Collection entries:
+--

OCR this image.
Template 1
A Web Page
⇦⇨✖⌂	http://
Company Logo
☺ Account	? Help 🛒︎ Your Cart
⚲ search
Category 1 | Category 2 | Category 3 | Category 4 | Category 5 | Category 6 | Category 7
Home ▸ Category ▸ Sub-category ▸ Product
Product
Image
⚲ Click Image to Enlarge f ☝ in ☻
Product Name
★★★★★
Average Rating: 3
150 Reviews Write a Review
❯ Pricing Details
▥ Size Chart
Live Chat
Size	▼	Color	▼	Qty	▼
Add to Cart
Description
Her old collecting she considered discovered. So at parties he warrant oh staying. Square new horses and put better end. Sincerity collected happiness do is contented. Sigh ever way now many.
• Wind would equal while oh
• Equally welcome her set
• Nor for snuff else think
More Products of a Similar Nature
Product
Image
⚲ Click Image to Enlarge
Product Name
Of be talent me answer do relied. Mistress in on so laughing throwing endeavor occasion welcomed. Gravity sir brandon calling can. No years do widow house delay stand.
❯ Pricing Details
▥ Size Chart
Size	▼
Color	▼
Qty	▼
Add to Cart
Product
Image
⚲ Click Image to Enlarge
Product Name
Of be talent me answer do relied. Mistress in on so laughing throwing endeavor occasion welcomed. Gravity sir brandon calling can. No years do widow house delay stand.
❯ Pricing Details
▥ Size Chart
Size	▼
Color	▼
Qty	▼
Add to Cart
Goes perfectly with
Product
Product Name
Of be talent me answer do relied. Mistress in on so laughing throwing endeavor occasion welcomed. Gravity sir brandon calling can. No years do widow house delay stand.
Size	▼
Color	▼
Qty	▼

+--

Every line above should be written out again exactly as it stands.

OCR this image.
Template 1
A Web Page
⇦⇨✖⌂	http://
Company Logo
☺ Account	? Help 🛒︎ Your Cart
⚲ search
Category 1 | Category 2 | Category 3 | Category 4 | Category 5 | Category 6 | Category 7
Home ▸ Category ▸ Sub-category ▸ Product
Product
Image
⚲ Click Image to Enlarge f ☝ in ☻
Product Name
★★★★★
Average Rating: 3
150 Reviews Write a Review
❯ Pricing Details
▥ Size Chart
Live Chat
Size	▼	Color	▼	Qty	▼
Add to Cart
Description
Her old collecting she considered discovered. So at parties he warrant oh staying. Square new horses and put better end. Sincerity collected happiness do is contented. Sigh ever way now many.
• Wind would equal while oh
• Equally welcome her set
• Nor for snuff else think
More Products of a Similar Nature
Product
Image
⚲ Click Image to Enlarge
Product Name
Of be talent me answer do relied. Mistress in on so laughing throwing endeavor occasion welcomed. Gravity sir brandon calling can. No years do widow house delay stand.
❯ Pricing Details
▥ Size Chart
Size	▼
Color	▼
Qty	▼
Add to Cart
Product
Image
⚲ Click Image to Enlarge
Product Name
Of be talent me answer do relied. Mistress in on so laughing throwing endeavor occasion welcomed. Gravity sir brandon calling can. No years do widow house delay stand.
❯ Pricing Details
▥ Size Chart
Size	▼
Color	▼
Qty	▼
Add to Cart
Goes perfectly with
Product
Product Name
Of be talent me answer do relied. Mistress in on so laughing throwing endeavor occasion welcomed. Gravity sir brandon calling can. No years do widow house delay stand.
Size	▼
Color	▼
Qty	▼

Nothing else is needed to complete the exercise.